= WRITTEN EXERCISE =
Check each line of the records below for the string "بحران", then state how many lines contain it, with no other output.

:: RECORDS FOR THIS TASK

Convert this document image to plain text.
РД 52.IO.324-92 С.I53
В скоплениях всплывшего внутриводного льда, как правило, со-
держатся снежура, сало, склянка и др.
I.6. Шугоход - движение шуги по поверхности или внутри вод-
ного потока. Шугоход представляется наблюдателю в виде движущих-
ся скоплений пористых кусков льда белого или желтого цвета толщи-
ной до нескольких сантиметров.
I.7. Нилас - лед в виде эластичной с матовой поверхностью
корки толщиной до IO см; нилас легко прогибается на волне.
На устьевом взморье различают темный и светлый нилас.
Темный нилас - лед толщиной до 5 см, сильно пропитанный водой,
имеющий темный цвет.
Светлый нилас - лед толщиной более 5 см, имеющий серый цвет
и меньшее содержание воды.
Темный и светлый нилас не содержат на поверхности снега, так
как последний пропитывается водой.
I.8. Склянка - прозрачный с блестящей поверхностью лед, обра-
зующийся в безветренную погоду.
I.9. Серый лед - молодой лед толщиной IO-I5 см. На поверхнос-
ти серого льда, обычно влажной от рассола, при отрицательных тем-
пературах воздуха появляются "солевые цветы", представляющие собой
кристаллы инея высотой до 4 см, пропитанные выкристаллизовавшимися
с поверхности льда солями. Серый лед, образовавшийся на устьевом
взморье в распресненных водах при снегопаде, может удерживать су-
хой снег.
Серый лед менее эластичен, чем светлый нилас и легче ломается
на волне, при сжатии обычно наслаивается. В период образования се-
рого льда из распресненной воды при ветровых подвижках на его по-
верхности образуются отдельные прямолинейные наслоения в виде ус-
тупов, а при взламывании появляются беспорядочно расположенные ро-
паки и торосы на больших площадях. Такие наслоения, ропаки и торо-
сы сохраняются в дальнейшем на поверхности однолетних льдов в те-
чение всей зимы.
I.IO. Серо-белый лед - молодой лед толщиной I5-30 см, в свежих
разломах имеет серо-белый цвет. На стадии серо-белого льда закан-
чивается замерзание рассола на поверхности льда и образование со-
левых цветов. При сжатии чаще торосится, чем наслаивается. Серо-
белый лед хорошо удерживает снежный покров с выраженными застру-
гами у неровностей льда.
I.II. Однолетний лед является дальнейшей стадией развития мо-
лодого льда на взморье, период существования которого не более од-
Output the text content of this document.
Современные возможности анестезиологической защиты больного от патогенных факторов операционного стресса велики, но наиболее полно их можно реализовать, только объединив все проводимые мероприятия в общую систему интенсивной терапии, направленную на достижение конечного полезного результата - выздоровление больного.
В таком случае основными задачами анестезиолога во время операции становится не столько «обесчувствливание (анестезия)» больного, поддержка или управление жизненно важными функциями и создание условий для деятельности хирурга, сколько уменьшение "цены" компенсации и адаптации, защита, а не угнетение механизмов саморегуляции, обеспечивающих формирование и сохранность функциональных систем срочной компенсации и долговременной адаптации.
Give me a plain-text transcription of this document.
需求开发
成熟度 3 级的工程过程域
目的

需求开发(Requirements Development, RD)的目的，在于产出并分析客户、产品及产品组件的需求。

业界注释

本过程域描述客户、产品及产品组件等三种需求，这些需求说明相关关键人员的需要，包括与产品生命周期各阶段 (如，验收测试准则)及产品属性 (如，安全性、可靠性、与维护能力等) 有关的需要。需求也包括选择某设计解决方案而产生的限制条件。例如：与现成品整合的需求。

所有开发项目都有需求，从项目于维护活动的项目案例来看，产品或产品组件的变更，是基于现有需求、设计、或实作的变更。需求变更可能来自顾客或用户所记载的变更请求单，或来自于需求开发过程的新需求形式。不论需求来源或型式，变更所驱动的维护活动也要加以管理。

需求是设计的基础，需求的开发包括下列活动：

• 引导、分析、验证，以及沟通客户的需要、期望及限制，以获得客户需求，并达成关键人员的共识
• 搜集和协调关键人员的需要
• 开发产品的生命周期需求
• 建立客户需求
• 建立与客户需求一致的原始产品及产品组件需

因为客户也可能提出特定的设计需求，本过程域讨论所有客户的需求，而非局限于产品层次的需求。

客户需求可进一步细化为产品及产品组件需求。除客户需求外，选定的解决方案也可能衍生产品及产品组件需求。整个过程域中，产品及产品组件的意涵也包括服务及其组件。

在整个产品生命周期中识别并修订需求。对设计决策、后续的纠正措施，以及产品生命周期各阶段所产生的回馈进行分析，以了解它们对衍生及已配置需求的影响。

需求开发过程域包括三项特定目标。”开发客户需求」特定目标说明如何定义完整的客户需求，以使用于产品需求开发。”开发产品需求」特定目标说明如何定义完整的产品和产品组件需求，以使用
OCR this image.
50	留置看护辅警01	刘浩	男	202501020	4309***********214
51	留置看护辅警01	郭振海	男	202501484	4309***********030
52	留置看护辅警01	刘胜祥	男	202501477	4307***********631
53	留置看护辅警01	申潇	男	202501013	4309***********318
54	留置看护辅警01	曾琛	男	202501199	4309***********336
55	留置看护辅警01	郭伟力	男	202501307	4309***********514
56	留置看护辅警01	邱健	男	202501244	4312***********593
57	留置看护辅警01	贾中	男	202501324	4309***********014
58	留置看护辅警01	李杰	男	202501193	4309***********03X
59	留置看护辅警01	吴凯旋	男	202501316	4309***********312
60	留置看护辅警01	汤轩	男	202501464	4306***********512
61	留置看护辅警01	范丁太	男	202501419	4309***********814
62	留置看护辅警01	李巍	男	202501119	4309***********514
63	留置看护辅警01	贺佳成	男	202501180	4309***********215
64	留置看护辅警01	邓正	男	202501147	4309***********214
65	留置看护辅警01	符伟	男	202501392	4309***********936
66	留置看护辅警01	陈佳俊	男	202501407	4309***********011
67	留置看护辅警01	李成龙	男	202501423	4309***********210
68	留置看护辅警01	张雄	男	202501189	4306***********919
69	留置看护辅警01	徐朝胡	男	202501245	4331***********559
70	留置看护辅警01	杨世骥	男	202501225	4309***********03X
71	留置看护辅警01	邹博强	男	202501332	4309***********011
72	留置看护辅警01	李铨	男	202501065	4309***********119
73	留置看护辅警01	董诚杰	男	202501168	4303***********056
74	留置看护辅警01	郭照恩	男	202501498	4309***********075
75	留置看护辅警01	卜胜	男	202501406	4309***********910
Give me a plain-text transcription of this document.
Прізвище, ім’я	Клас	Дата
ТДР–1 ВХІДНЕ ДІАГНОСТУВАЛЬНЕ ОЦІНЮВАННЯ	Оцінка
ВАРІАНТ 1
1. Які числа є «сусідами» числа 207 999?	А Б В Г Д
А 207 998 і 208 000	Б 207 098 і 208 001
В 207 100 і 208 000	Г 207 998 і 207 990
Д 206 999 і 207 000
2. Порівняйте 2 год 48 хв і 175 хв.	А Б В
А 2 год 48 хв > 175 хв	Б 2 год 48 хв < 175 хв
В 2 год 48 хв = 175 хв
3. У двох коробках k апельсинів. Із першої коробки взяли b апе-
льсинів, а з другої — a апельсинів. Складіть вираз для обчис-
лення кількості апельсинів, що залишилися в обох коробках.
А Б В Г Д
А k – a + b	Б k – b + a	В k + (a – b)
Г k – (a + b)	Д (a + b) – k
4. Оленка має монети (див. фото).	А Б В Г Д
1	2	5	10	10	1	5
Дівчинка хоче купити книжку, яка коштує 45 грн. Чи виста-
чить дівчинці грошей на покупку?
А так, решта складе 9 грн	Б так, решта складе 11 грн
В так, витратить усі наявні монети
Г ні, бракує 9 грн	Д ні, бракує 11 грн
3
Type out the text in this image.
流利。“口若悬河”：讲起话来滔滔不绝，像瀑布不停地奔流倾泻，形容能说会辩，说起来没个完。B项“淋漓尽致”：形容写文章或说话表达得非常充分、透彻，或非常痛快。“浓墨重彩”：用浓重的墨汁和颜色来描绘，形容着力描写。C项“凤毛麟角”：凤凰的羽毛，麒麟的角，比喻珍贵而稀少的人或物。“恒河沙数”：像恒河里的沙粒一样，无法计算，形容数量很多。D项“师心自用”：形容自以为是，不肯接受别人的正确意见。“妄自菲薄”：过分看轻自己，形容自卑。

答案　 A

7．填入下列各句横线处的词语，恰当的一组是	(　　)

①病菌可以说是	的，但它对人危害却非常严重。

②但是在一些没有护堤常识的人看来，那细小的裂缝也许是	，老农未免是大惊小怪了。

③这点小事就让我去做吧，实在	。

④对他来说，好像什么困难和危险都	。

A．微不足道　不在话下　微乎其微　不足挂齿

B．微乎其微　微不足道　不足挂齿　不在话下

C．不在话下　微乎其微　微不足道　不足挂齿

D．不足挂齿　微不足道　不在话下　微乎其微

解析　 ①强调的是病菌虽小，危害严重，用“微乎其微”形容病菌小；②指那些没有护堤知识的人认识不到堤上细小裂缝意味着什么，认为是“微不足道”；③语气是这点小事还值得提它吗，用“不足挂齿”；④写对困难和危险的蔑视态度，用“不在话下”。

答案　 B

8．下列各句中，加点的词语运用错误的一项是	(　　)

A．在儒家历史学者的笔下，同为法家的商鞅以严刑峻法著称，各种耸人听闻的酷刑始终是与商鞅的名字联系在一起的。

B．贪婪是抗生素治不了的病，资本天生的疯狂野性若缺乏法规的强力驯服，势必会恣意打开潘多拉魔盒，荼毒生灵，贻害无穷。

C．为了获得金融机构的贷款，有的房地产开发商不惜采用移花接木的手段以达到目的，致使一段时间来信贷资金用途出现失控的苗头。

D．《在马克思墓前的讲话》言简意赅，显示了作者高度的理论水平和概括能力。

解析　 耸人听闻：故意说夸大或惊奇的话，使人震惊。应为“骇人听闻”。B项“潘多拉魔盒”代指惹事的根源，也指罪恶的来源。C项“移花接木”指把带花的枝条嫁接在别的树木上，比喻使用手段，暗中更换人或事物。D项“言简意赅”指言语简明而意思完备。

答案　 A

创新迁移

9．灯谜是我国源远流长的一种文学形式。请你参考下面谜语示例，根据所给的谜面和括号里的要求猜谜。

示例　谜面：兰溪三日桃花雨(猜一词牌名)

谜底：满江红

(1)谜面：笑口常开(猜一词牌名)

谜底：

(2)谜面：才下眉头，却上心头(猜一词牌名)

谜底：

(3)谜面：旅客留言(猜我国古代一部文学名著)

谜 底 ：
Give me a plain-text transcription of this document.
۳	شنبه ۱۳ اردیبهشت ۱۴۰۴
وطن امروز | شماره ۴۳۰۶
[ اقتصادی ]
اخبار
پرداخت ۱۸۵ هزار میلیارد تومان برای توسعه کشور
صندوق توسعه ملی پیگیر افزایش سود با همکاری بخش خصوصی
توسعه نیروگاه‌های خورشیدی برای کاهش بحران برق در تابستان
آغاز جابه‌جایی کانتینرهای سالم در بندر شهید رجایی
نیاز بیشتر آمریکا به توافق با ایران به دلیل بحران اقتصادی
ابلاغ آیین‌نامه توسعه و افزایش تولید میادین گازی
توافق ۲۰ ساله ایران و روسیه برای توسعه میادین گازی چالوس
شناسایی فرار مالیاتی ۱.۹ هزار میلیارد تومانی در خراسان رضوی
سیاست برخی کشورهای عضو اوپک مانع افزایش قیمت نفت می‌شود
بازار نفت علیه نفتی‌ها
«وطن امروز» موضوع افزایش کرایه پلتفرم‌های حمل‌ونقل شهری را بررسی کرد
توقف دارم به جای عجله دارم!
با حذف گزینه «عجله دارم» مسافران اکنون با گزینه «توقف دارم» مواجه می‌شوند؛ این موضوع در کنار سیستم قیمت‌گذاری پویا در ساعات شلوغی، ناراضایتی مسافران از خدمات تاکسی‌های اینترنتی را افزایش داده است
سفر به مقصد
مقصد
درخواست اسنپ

::::

= RESPONSE =
2